§ **What you are asked to do**:
From the material below, list every line containing "this".

§ **Raw data**:

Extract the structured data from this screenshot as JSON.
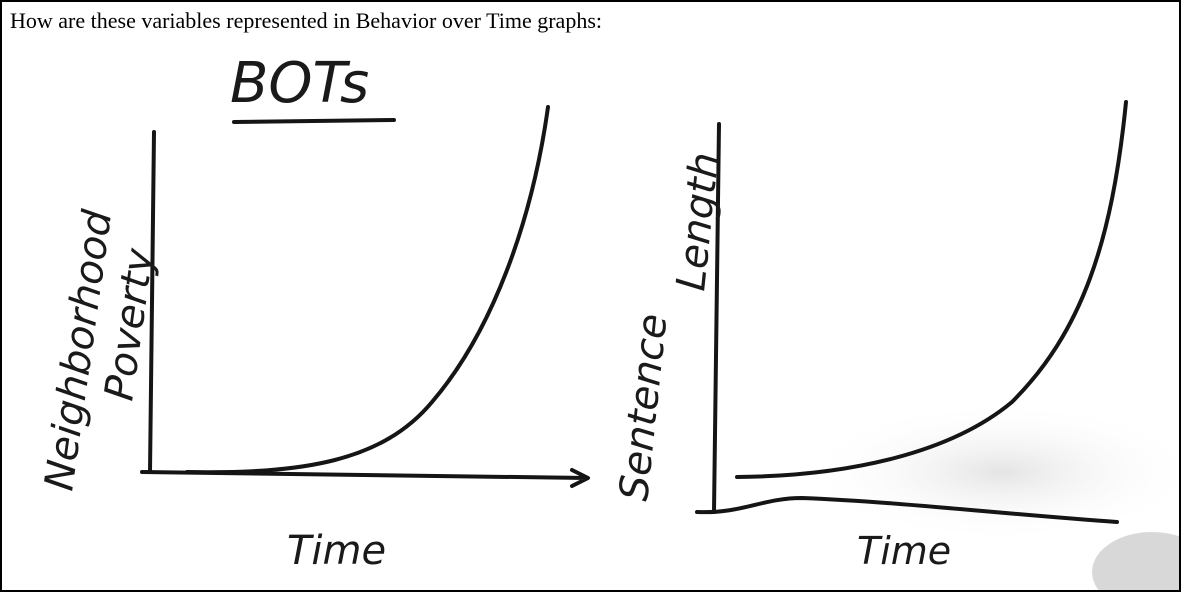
{
  "question": "How are these variables represented in Behavior over Time graphs:",
  "sketch": {
    "title": "BOTs",
    "graphs": [
      {
        "y_label": [
          "Neighborhood",
          "Poverty"
        ],
        "x_label": "Time"
      },
      {
        "y_label": [
          "Sentence",
          "Length"
        ],
        "x_label": "Time"
      }
    ]
  }
}
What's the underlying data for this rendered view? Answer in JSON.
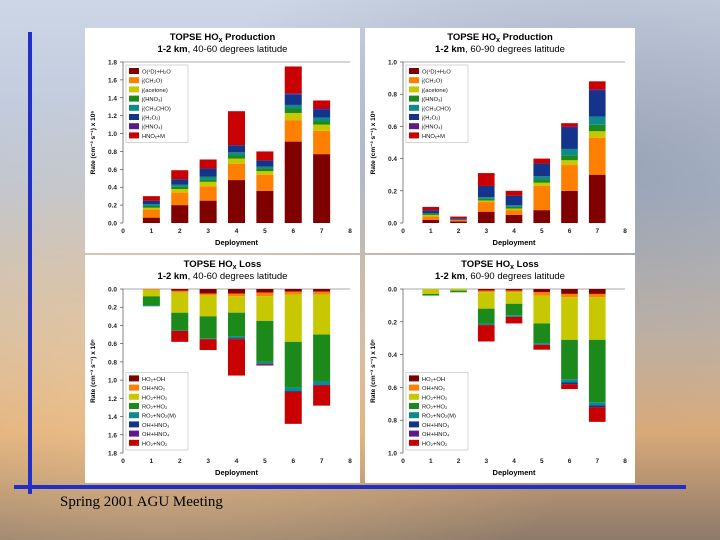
{
  "footer": "Spring 2001 AGU Meeting",
  "colors": {
    "O1D": "#800000",
    "CH2O": "#ff7f00",
    "acetone": "#c8c800",
    "HNO3_PAN": "#1b8a1b",
    "CH3CHO": "#0e8a8a",
    "H2O2": "#14348c",
    "HNO4": "#5a1a8c",
    "HNOx": "#c80000"
  },
  "chart_data": [
    {
      "id": "prod-40-60",
      "type": "bar",
      "stacked": true,
      "title": "TOPSE HO",
      "title_sub": "x",
      "title_tail": " Production",
      "subtitle_bold": "1-2 km",
      "subtitle_tail": ", 40-60 degrees latitude",
      "xlabel": "Deployment",
      "ylabel": "Rate (cm⁻³ s⁻¹) x 10⁶",
      "xlim": [
        0,
        8
      ],
      "ylim": [
        0,
        1.8
      ],
      "xticks": [
        "0",
        "1",
        "2",
        "3",
        "4",
        "5",
        "6",
        "7",
        "8"
      ],
      "yticks": [
        "0.0",
        "0.2",
        "0.4",
        "0.6",
        "0.8",
        "1.0",
        "1.2",
        "1.4",
        "1.6",
        "1.8"
      ],
      "legend": [
        "O(¹D)+H₂O",
        "j(CH₂O)",
        "j(acetone)",
        "j(HNO₃)",
        "j(CH₃CHO)",
        "j(H₂O₂)",
        "j(HNO₄)",
        "HNOₓ+M"
      ],
      "legend_position": "top-left",
      "x": [
        1,
        2,
        3,
        4,
        5,
        6,
        7
      ],
      "series": [
        {
          "key": "O1D",
          "values": [
            0.06,
            0.2,
            0.25,
            0.48,
            0.36,
            0.91,
            0.77
          ]
        },
        {
          "key": "CH2O",
          "values": [
            0.09,
            0.14,
            0.16,
            0.18,
            0.18,
            0.24,
            0.26
          ]
        },
        {
          "key": "acetone",
          "values": [
            0.02,
            0.04,
            0.05,
            0.06,
            0.04,
            0.08,
            0.07
          ]
        },
        {
          "key": "HNO3_PAN",
          "values": [
            0.02,
            0.03,
            0.03,
            0.04,
            0.03,
            0.05,
            0.04
          ]
        },
        {
          "key": "CH3CHO",
          "values": [
            0.02,
            0.02,
            0.03,
            0.03,
            0.02,
            0.04,
            0.04
          ]
        },
        {
          "key": "H2O2",
          "values": [
            0.04,
            0.06,
            0.09,
            0.08,
            0.07,
            0.12,
            0.09
          ]
        },
        {
          "key": "HNO4",
          "values": [
            0.0,
            0.0,
            0.0,
            0.0,
            0.0,
            0.01,
            0.01
          ]
        },
        {
          "key": "HNOx",
          "values": [
            0.05,
            0.1,
            0.1,
            0.38,
            0.1,
            0.3,
            0.09
          ]
        }
      ]
    },
    {
      "id": "prod-60-90",
      "type": "bar",
      "stacked": true,
      "title": "TOPSE HO",
      "title_sub": "x",
      "title_tail": " Production",
      "subtitle_bold": "1-2 km",
      "subtitle_tail": ", 60-90 degrees latitude",
      "xlabel": "Deployment",
      "ylabel": "Rate (cm⁻³ s⁻¹) x 10⁶",
      "xlim": [
        0,
        8
      ],
      "ylim": [
        0,
        1.0
      ],
      "xticks": [
        "0",
        "1",
        "2",
        "3",
        "4",
        "5",
        "6",
        "7",
        "8"
      ],
      "yticks": [
        "0.0",
        "0.2",
        "0.4",
        "0.6",
        "0.8",
        "1.0"
      ],
      "legend": [
        "O(¹D)+H₂O",
        "j(CH₂O)",
        "j(acetone)",
        "j(HNO₃)",
        "j(CH₃CHO)",
        "j(H₂O₂)",
        "j(HNO₄)",
        "HNOₓ+M"
      ],
      "legend_position": "top-left",
      "x": [
        1,
        2,
        3,
        4,
        5,
        6,
        7
      ],
      "series": [
        {
          "key": "O1D",
          "values": [
            0.02,
            0.01,
            0.07,
            0.05,
            0.08,
            0.2,
            0.3
          ]
        },
        {
          "key": "CH2O",
          "values": [
            0.02,
            0.01,
            0.06,
            0.03,
            0.15,
            0.16,
            0.23
          ]
        },
        {
          "key": "acetone",
          "values": [
            0.01,
            0.0,
            0.01,
            0.01,
            0.02,
            0.03,
            0.04
          ]
        },
        {
          "key": "HNO3_PAN",
          "values": [
            0.01,
            0.0,
            0.01,
            0.01,
            0.02,
            0.03,
            0.04
          ]
        },
        {
          "key": "CH3CHO",
          "values": [
            0.0,
            0.0,
            0.01,
            0.01,
            0.02,
            0.04,
            0.05
          ]
        },
        {
          "key": "H2O2",
          "values": [
            0.02,
            0.01,
            0.07,
            0.06,
            0.08,
            0.13,
            0.16
          ]
        },
        {
          "key": "HNO4",
          "values": [
            0.0,
            0.0,
            0.0,
            0.0,
            0.0,
            0.01,
            0.01
          ]
        },
        {
          "key": "HNOx",
          "values": [
            0.02,
            0.01,
            0.08,
            0.03,
            0.03,
            0.02,
            0.05
          ]
        }
      ]
    },
    {
      "id": "loss-40-60",
      "type": "bar",
      "stacked": true,
      "inverted": true,
      "title": "TOPSE HO",
      "title_sub": "x",
      "title_tail": " Loss",
      "subtitle_bold": "1-2 km",
      "subtitle_tail": ", 40-60 degrees latitude",
      "xlabel": "Deployment",
      "ylabel": "Rate (cm⁻³ s⁻¹) x 10⁶",
      "xlim": [
        0,
        8
      ],
      "ylim": [
        0,
        1.8
      ],
      "xticks": [
        "0",
        "1",
        "2",
        "3",
        "4",
        "5",
        "6",
        "7",
        "8"
      ],
      "yticks": [
        "0.0",
        "0.2",
        "0.4",
        "0.6",
        "0.8",
        "1.0",
        "1.2",
        "1.4",
        "1.6",
        "1.8"
      ],
      "legend": [
        "HO₂+OH",
        "OH+NO₂",
        "HO₂+HO₂",
        "RO₂+HO₂",
        "RO₂+NO₂(M)",
        "OH+HNO₃",
        "OH+HNO₄",
        "HO₂+NO₂"
      ],
      "legend_position": "bottom-left",
      "x": [
        1,
        2,
        3,
        4,
        5,
        6,
        7
      ],
      "series": [
        {
          "key": "O1D",
          "values": [
            0.0,
            0.02,
            0.05,
            0.05,
            0.04,
            0.03,
            0.03
          ]
        },
        {
          "key": "CH2O",
          "values": [
            0.01,
            0.02,
            0.02,
            0.03,
            0.04,
            0.03,
            0.03
          ]
        },
        {
          "key": "acetone",
          "values": [
            0.07,
            0.22,
            0.23,
            0.18,
            0.27,
            0.52,
            0.44
          ]
        },
        {
          "key": "HNO3_PAN",
          "values": [
            0.1,
            0.19,
            0.24,
            0.26,
            0.45,
            0.5,
            0.51
          ]
        },
        {
          "key": "CH3CHO",
          "values": [
            0.01,
            0.01,
            0.01,
            0.02,
            0.02,
            0.04,
            0.04
          ]
        },
        {
          "key": "H2O2",
          "values": [
            0.0,
            0.0,
            0.0,
            0.01,
            0.01,
            0.01,
            0.01
          ]
        },
        {
          "key": "HNO4",
          "values": [
            0.0,
            0.0,
            0.0,
            0.0,
            0.0,
            0.0,
            0.0
          ]
        },
        {
          "key": "HNOx",
          "values": [
            0.0,
            0.12,
            0.12,
            0.4,
            0.01,
            0.35,
            0.22
          ]
        }
      ]
    },
    {
      "id": "loss-60-90",
      "type": "bar",
      "stacked": true,
      "inverted": true,
      "title": "TOPSE HO",
      "title_sub": "x",
      "title_tail": " Loss",
      "subtitle_bold": "1-2 km",
      "subtitle_tail": ", 60-90 degrees latitude",
      "xlabel": "Deployment",
      "ylabel": "Rate (cm⁻³ s⁻¹) x 10⁶",
      "xlim": [
        0,
        8
      ],
      "ylim": [
        0,
        1.0
      ],
      "xticks": [
        "0",
        "1",
        "2",
        "3",
        "4",
        "5",
        "6",
        "7",
        "8"
      ],
      "yticks": [
        "0.0",
        "0.2",
        "0.4",
        "0.6",
        "0.8",
        "1.0"
      ],
      "legend": [
        "HO₂+OH",
        "OH+NO₂",
        "HO₂+HO₂",
        "RO₂+HO₂",
        "RO₂+NO₂(M)",
        "OH+HNO₃",
        "OH+HNO₄",
        "HO₂+NO₂"
      ],
      "legend_position": "bottom-left",
      "x": [
        1,
        2,
        3,
        4,
        5,
        6,
        7
      ],
      "series": [
        {
          "key": "O1D",
          "values": [
            0.0,
            0.0,
            0.01,
            0.01,
            0.02,
            0.03,
            0.03
          ]
        },
        {
          "key": "CH2O",
          "values": [
            0.0,
            0.0,
            0.01,
            0.01,
            0.02,
            0.02,
            0.02
          ]
        },
        {
          "key": "acetone",
          "values": [
            0.03,
            0.01,
            0.1,
            0.07,
            0.17,
            0.26,
            0.26
          ]
        },
        {
          "key": "HNO3_PAN",
          "values": [
            0.01,
            0.01,
            0.09,
            0.07,
            0.12,
            0.24,
            0.38
          ]
        },
        {
          "key": "CH3CHO",
          "values": [
            0.0,
            0.0,
            0.01,
            0.01,
            0.01,
            0.02,
            0.02
          ]
        },
        {
          "key": "H2O2",
          "values": [
            0.0,
            0.0,
            0.0,
            0.0,
            0.0,
            0.01,
            0.01
          ]
        },
        {
          "key": "HNO4",
          "values": [
            0.0,
            0.0,
            0.0,
            0.0,
            0.0,
            0.0,
            0.0
          ]
        },
        {
          "key": "HNOx",
          "values": [
            0.0,
            0.0,
            0.1,
            0.04,
            0.03,
            0.03,
            0.09
          ]
        }
      ]
    }
  ]
}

§ **Full answer**:
Extract the structured data from this screenshot as JSON.
What's the underlying data for this rendered view? Answer in JSON.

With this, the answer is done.